» **Available data**:
>>>
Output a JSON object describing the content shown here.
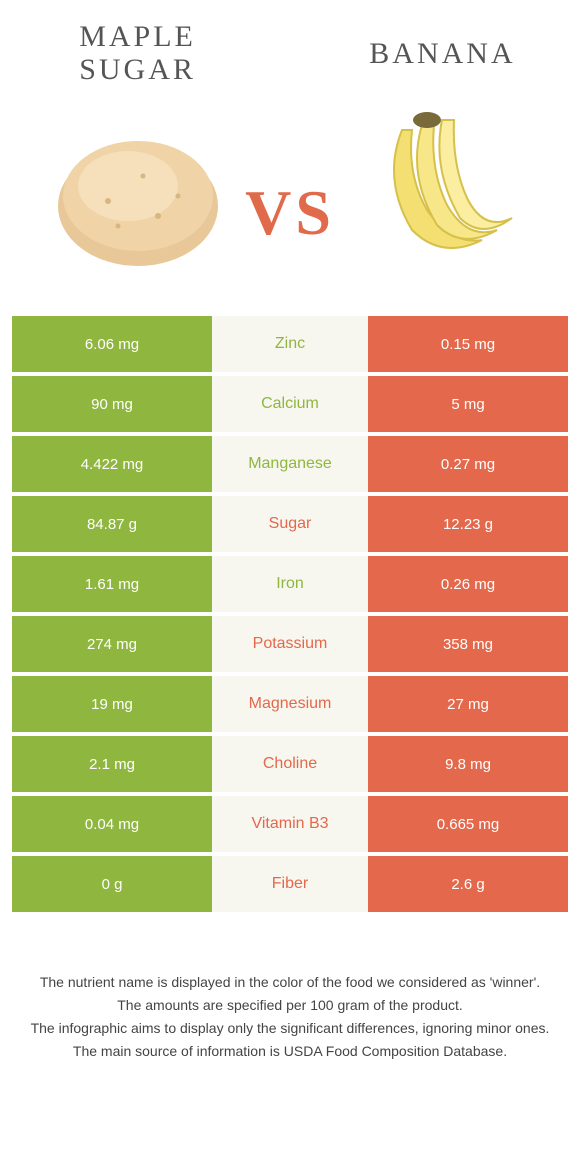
{
  "colors": {
    "left": "#8fb63f",
    "right": "#e4684b",
    "mid_bg": "#f7f7f0",
    "vs": "#e06a4a"
  },
  "foods": {
    "left": {
      "name": "Maple sugar"
    },
    "right": {
      "name": "Banana"
    }
  },
  "vs_label": "VS",
  "rows": [
    {
      "nutrient": "Zinc",
      "left": "6.06 mg",
      "right": "0.15 mg",
      "winner": "left"
    },
    {
      "nutrient": "Calcium",
      "left": "90 mg",
      "right": "5 mg",
      "winner": "left"
    },
    {
      "nutrient": "Manganese",
      "left": "4.422 mg",
      "right": "0.27 mg",
      "winner": "left"
    },
    {
      "nutrient": "Sugar",
      "left": "84.87 g",
      "right": "12.23 g",
      "winner": "right"
    },
    {
      "nutrient": "Iron",
      "left": "1.61 mg",
      "right": "0.26 mg",
      "winner": "left"
    },
    {
      "nutrient": "Potassium",
      "left": "274 mg",
      "right": "358 mg",
      "winner": "right"
    },
    {
      "nutrient": "Magnesium",
      "left": "19 mg",
      "right": "27 mg",
      "winner": "right"
    },
    {
      "nutrient": "Choline",
      "left": "2.1 mg",
      "right": "9.8 mg",
      "winner": "right"
    },
    {
      "nutrient": "Vitamin B3",
      "left": "0.04 mg",
      "right": "0.665 mg",
      "winner": "right"
    },
    {
      "nutrient": "Fiber",
      "left": "0 g",
      "right": "2.6 g",
      "winner": "right"
    }
  ],
  "footer": [
    "The nutrient name is displayed in the color of the food we considered as 'winner'.",
    "The amounts are specified per 100 gram of the product.",
    "The infographic aims to display only the significant differences, ignoring minor ones.",
    "The main source of information is USDA Food Composition Database."
  ]
}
<<<
» **Stated exercise**:
Of the lines in the data, how many contain the word "nutrient"? Provide the number and nothing further.

» **Complete answer**:
11